— Objective —
Can you find the lines of the listing that include "preparatów" and copy every one?

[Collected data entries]
=======

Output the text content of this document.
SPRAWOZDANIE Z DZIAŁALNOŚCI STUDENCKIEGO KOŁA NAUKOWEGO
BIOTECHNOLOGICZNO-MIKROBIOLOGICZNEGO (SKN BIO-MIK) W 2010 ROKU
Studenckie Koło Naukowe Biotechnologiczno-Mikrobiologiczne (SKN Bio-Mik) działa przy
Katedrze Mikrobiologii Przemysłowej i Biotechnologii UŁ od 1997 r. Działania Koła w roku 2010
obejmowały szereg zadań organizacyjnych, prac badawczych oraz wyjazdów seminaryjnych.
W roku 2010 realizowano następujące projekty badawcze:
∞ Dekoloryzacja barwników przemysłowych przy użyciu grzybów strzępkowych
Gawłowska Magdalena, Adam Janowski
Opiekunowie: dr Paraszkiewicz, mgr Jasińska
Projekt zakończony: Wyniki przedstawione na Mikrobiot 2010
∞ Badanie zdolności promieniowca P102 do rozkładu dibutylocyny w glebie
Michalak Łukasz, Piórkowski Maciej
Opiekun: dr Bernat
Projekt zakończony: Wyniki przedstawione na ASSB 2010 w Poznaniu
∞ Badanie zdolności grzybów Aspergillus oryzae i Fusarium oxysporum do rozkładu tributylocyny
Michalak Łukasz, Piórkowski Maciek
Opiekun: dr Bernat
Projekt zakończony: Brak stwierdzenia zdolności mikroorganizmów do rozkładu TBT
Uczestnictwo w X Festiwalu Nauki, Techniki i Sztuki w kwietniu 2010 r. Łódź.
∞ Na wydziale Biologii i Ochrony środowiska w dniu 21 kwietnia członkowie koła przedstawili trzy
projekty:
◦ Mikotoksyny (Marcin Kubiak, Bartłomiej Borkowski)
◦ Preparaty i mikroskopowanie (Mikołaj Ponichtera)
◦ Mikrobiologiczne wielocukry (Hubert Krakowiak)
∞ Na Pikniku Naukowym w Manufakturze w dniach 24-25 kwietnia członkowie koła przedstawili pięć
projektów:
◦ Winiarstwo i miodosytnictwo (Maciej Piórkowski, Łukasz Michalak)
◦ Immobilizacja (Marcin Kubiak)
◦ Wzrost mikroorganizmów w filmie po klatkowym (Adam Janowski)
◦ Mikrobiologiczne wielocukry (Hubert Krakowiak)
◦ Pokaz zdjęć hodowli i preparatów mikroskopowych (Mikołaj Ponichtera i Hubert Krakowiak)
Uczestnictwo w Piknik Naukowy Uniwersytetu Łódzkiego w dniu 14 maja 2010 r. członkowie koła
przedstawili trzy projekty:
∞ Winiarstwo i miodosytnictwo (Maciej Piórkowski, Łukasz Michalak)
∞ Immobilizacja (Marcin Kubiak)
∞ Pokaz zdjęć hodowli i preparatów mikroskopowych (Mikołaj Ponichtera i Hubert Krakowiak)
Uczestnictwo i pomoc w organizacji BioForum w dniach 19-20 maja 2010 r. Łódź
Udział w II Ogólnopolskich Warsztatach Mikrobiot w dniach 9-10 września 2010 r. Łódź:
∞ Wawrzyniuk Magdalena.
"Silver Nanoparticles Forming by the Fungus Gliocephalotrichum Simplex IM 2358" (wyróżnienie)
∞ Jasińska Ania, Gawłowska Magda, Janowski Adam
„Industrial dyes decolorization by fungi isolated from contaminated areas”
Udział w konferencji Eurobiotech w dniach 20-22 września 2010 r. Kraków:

=======

— Result of this task —
◦ Pokaz zdjęć hodowli i preparatów mikroskopowych (Mikołaj Ponichtera i Hubert Krakowiak)
∞ Pokaz zdjęć hodowli i preparatów mikroskopowych (Mikołaj Ponichtera i Hubert Krakowiak)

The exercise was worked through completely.